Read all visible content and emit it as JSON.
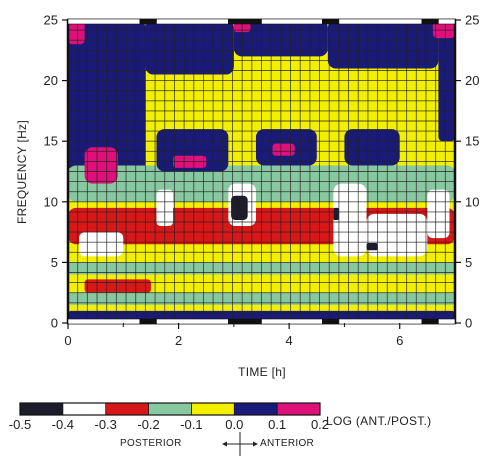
{
  "chart_data": {
    "type": "heatmap",
    "xlabel": "TIME [h]",
    "ylabel": "FREQUENCY [Hz]",
    "xlim": [
      0,
      7
    ],
    "ylim": [
      0,
      25
    ],
    "x_ticks": [
      "0",
      "2",
      "4",
      "6"
    ],
    "y_ticks": [
      "0",
      "5",
      "10",
      "15",
      "20",
      "25"
    ],
    "y_ticks_right": [
      "0",
      "5",
      "10",
      "15",
      "20",
      "25"
    ],
    "grid": true,
    "colorbar": {
      "title": "LOG (ANT./POST.)",
      "tick_labels": [
        "-0.5",
        "-0.4",
        "-0.3",
        "-0.2",
        "-0.1",
        "0.0",
        "0.1",
        "0.2"
      ],
      "levels": [
        -0.5,
        -0.4,
        -0.3,
        -0.2,
        -0.1,
        0.0,
        0.1,
        0.2
      ],
      "colors": [
        "#1c1c2c",
        "#ffffff",
        "#d81818",
        "#88c8a0",
        "#f2f000",
        "#1a1a78",
        "#e0107a"
      ],
      "left_label": "POSTERIOR",
      "right_label": "ANTERIOR"
    },
    "sleep_stage_bar": [
      {
        "start": 0.0,
        "end": 1.3,
        "color": "#ffffff"
      },
      {
        "start": 1.3,
        "end": 1.6,
        "color": "#111111"
      },
      {
        "start": 1.6,
        "end": 2.9,
        "color": "#ffffff"
      },
      {
        "start": 2.9,
        "end": 3.5,
        "color": "#111111"
      },
      {
        "start": 3.5,
        "end": 4.6,
        "color": "#ffffff"
      },
      {
        "start": 4.6,
        "end": 4.9,
        "color": "#111111"
      },
      {
        "start": 4.9,
        "end": 6.4,
        "color": "#ffffff"
      },
      {
        "start": 6.4,
        "end": 6.7,
        "color": "#111111"
      },
      {
        "start": 6.7,
        "end": 7.0,
        "color": "#ffffff"
      }
    ],
    "regions": [
      {
        "value": -0.05,
        "color": "#f2f000",
        "x": [
          0,
          7
        ],
        "y": [
          0,
          25
        ]
      },
      {
        "value": 0.05,
        "color": "#1a1a78",
        "x": [
          0,
          1.4
        ],
        "y": [
          12.5,
          25
        ]
      },
      {
        "value": 0.05,
        "color": "#1a1a78",
        "x": [
          1.4,
          3.0
        ],
        "y": [
          20.5,
          25
        ]
      },
      {
        "value": 0.05,
        "color": "#1a1a78",
        "x": [
          3.0,
          4.7
        ],
        "y": [
          22,
          25
        ]
      },
      {
        "value": 0.05,
        "color": "#1a1a78",
        "x": [
          4.7,
          6.7
        ],
        "y": [
          21,
          25
        ]
      },
      {
        "value": 0.05,
        "color": "#1a1a78",
        "x": [
          6.7,
          7.0
        ],
        "y": [
          15,
          25
        ]
      },
      {
        "value": 0.15,
        "color": "#e0107a",
        "x": [
          0.0,
          0.3
        ],
        "y": [
          23,
          25
        ]
      },
      {
        "value": 0.15,
        "color": "#e0107a",
        "x": [
          3.0,
          3.3
        ],
        "y": [
          24,
          25
        ]
      },
      {
        "value": 0.15,
        "color": "#e0107a",
        "x": [
          6.6,
          7.0
        ],
        "y": [
          23.5,
          25
        ]
      },
      {
        "value": -0.15,
        "color": "#88c8a0",
        "x": [
          0,
          7
        ],
        "y": [
          10,
          13
        ]
      },
      {
        "value": -0.25,
        "color": "#d81818",
        "x": [
          0,
          7
        ],
        "y": [
          6.5,
          9.5
        ]
      },
      {
        "value": -0.15,
        "color": "#88c8a0",
        "x": [
          0,
          7
        ],
        "y": [
          4.0,
          5.0
        ]
      },
      {
        "value": -0.25,
        "color": "#d81818",
        "x": [
          0.3,
          1.5
        ],
        "y": [
          2.5,
          3.6
        ]
      },
      {
        "value": -0.15,
        "color": "#88c8a0",
        "x": [
          0,
          7
        ],
        "y": [
          1.5,
          2.5
        ]
      },
      {
        "value": 0.05,
        "color": "#1a1a78",
        "x": [
          0,
          7
        ],
        "y": [
          0,
          1.0
        ]
      },
      {
        "value": 0.05,
        "color": "#1a1a78",
        "x": [
          1.6,
          2.9
        ],
        "y": [
          12.5,
          16
        ]
      },
      {
        "value": 0.05,
        "color": "#1a1a78",
        "x": [
          3.4,
          4.5
        ],
        "y": [
          13,
          16
        ]
      },
      {
        "value": 0.05,
        "color": "#1a1a78",
        "x": [
          5.0,
          6.0
        ],
        "y": [
          13,
          16
        ]
      },
      {
        "value": 0.15,
        "color": "#e0107a",
        "x": [
          0.3,
          0.9
        ],
        "y": [
          11.5,
          14.5
        ]
      },
      {
        "value": 0.15,
        "color": "#e0107a",
        "x": [
          1.9,
          2.5
        ],
        "y": [
          12.8,
          13.8
        ]
      },
      {
        "value": 0.15,
        "color": "#e0107a",
        "x": [
          3.7,
          4.1
        ],
        "y": [
          13.8,
          14.8
        ]
      },
      {
        "value": -0.45,
        "color": "#ffffff",
        "x": [
          0.2,
          1.0
        ],
        "y": [
          5.5,
          7.5
        ]
      },
      {
        "value": -0.45,
        "color": "#ffffff",
        "x": [
          1.6,
          1.9
        ],
        "y": [
          8,
          11
        ]
      },
      {
        "value": -0.45,
        "color": "#ffffff",
        "x": [
          2.9,
          3.4
        ],
        "y": [
          8,
          11.5
        ]
      },
      {
        "value": -0.45,
        "color": "#ffffff",
        "x": [
          4.8,
          5.4
        ],
        "y": [
          5.5,
          11.5
        ]
      },
      {
        "value": -0.45,
        "color": "#ffffff",
        "x": [
          5.4,
          6.5
        ],
        "y": [
          5.5,
          9
        ]
      },
      {
        "value": -0.45,
        "color": "#ffffff",
        "x": [
          6.5,
          6.9
        ],
        "y": [
          7,
          11
        ]
      },
      {
        "value": -0.5,
        "color": "#1c1c2c",
        "x": [
          2.95,
          3.25
        ],
        "y": [
          8.5,
          10.5
        ]
      },
      {
        "value": -0.5,
        "color": "#1c1c2c",
        "x": [
          4.8,
          4.9
        ],
        "y": [
          8.5,
          9.5
        ]
      },
      {
        "value": -0.5,
        "color": "#1c1c2c",
        "x": [
          5.4,
          5.6
        ],
        "y": [
          6,
          6.6
        ]
      }
    ]
  }
}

=== Problem ===
Pictures in the records should not appear in your copy, but everything else must be transcribed exactly.

=== Result below ===
Read all visible content and emit it as JSON.
{
  "chart_data": {
    "type": "heatmap",
    "xlabel": "TIME [h]",
    "ylabel": "FREQUENCY [Hz]",
    "xlim": [
      0,
      7
    ],
    "ylim": [
      0,
      25
    ],
    "x_ticks": [
      "0",
      "2",
      "4",
      "6"
    ],
    "y_ticks": [
      "0",
      "5",
      "10",
      "15",
      "20",
      "25"
    ],
    "y_ticks_right": [
      "0",
      "5",
      "10",
      "15",
      "20",
      "25"
    ],
    "grid": true,
    "colorbar": {
      "title": "LOG (ANT./POST.)",
      "tick_labels": [
        "-0.5",
        "-0.4",
        "-0.3",
        "-0.2",
        "-0.1",
        "0.0",
        "0.1",
        "0.2"
      ],
      "levels": [
        -0.5,
        -0.4,
        -0.3,
        -0.2,
        -0.1,
        0.0,
        0.1,
        0.2
      ],
      "colors": [
        "#1c1c2c",
        "#ffffff",
        "#d81818",
        "#88c8a0",
        "#f2f000",
        "#1a1a78",
        "#e0107a"
      ],
      "left_label": "POSTERIOR",
      "right_label": "ANTERIOR"
    },
    "sleep_stage_bar": [
      {
        "start": 0.0,
        "end": 1.3,
        "color": "#ffffff"
      },
      {
        "start": 1.3,
        "end": 1.6,
        "color": "#111111"
      },
      {
        "start": 1.6,
        "end": 2.9,
        "color": "#ffffff"
      },
      {
        "start": 2.9,
        "end": 3.5,
        "color": "#111111"
      },
      {
        "start": 3.5,
        "end": 4.6,
        "color": "#ffffff"
      },
      {
        "start": 4.6,
        "end": 4.9,
        "color": "#111111"
      },
      {
        "start": 4.9,
        "end": 6.4,
        "color": "#ffffff"
      },
      {
        "start": 6.4,
        "end": 6.7,
        "color": "#111111"
      },
      {
        "start": 6.7,
        "end": 7.0,
        "color": "#ffffff"
      }
    ],
    "regions": [
      {
        "value": -0.05,
        "color": "#f2f000",
        "x": [
          0,
          7
        ],
        "y": [
          0,
          25
        ]
      },
      {
        "value": 0.05,
        "color": "#1a1a78",
        "x": [
          0,
          1.4
        ],
        "y": [
          12.5,
          25
        ]
      },
      {
        "value": 0.05,
        "color": "#1a1a78",
        "x": [
          1.4,
          3.0
        ],
        "y": [
          20.5,
          25
        ]
      },
      {
        "value": 0.05,
        "color": "#1a1a78",
        "x": [
          3.0,
          4.7
        ],
        "y": [
          22,
          25
        ]
      },
      {
        "value": 0.05,
        "color": "#1a1a78",
        "x": [
          4.7,
          6.7
        ],
        "y": [
          21,
          25
        ]
      },
      {
        "value": 0.05,
        "color": "#1a1a78",
        "x": [
          6.7,
          7.0
        ],
        "y": [
          15,
          25
        ]
      },
      {
        "value": 0.15,
        "color": "#e0107a",
        "x": [
          0.0,
          0.3
        ],
        "y": [
          23,
          25
        ]
      },
      {
        "value": 0.15,
        "color": "#e0107a",
        "x": [
          3.0,
          3.3
        ],
        "y": [
          24,
          25
        ]
      },
      {
        "value": 0.15,
        "color": "#e0107a",
        "x": [
          6.6,
          7.0
        ],
        "y": [
          23.5,
          25
        ]
      },
      {
        "value": -0.15,
        "color": "#88c8a0",
        "x": [
          0,
          7
        ],
        "y": [
          10,
          13
        ]
      },
      {
        "value": -0.25,
        "color": "#d81818",
        "x": [
          0,
          7
        ],
        "y": [
          6.5,
          9.5
        ]
      },
      {
        "value": -0.15,
        "color": "#88c8a0",
        "x": [
          0,
          7
        ],
        "y": [
          4.0,
          5.0
        ]
      },
      {
        "value": -0.25,
        "color": "#d81818",
        "x": [
          0.3,
          1.5
        ],
        "y": [
          2.5,
          3.6
        ]
      },
      {
        "value": -0.15,
        "color": "#88c8a0",
        "x": [
          0,
          7
        ],
        "y": [
          1.5,
          2.5
        ]
      },
      {
        "value": 0.05,
        "color": "#1a1a78",
        "x": [
          0,
          7
        ],
        "y": [
          0,
          1.0
        ]
      },
      {
        "value": 0.05,
        "color": "#1a1a78",
        "x": [
          1.6,
          2.9
        ],
        "y": [
          12.5,
          16
        ]
      },
      {
        "value": 0.05,
        "color": "#1a1a78",
        "x": [
          3.4,
          4.5
        ],
        "y": [
          13,
          16
        ]
      },
      {
        "value": 0.05,
        "color": "#1a1a78",
        "x": [
          5.0,
          6.0
        ],
        "y": [
          13,
          16
        ]
      },
      {
        "value": 0.15,
        "color": "#e0107a",
        "x": [
          0.3,
          0.9
        ],
        "y": [
          11.5,
          14.5
        ]
      },
      {
        "value": 0.15,
        "color": "#e0107a",
        "x": [
          1.9,
          2.5
        ],
        "y": [
          12.8,
          13.8
        ]
      },
      {
        "value": 0.15,
        "color": "#e0107a",
        "x": [
          3.7,
          4.1
        ],
        "y": [
          13.8,
          14.8
        ]
      },
      {
        "value": -0.45,
        "color": "#ffffff",
        "x": [
          0.2,
          1.0
        ],
        "y": [
          5.5,
          7.5
        ]
      },
      {
        "value": -0.45,
        "color": "#ffffff",
        "x": [
          1.6,
          1.9
        ],
        "y": [
          8,
          11
        ]
      },
      {
        "value": -0.45,
        "color": "#ffffff",
        "x": [
          2.9,
          3.4
        ],
        "y": [
          8,
          11.5
        ]
      },
      {
        "value": -0.45,
        "color": "#ffffff",
        "x": [
          4.8,
          5.4
        ],
        "y": [
          5.5,
          11.5
        ]
      },
      {
        "value": -0.45,
        "color": "#ffffff",
        "x": [
          5.4,
          6.5
        ],
        "y": [
          5.5,
          9
        ]
      },
      {
        "value": -0.45,
        "color": "#ffffff",
        "x": [
          6.5,
          6.9
        ],
        "y": [
          7,
          11
        ]
      },
      {
        "value": -0.5,
        "color": "#1c1c2c",
        "x": [
          2.95,
          3.25
        ],
        "y": [
          8.5,
          10.5
        ]
      },
      {
        "value": -0.5,
        "color": "#1c1c2c",
        "x": [
          4.8,
          4.9
        ],
        "y": [
          8.5,
          9.5
        ]
      },
      {
        "value": -0.5,
        "color": "#1c1c2c",
        "x": [
          5.4,
          5.6
        ],
        "y": [
          6,
          6.6
        ]
      }
    ]
  }
}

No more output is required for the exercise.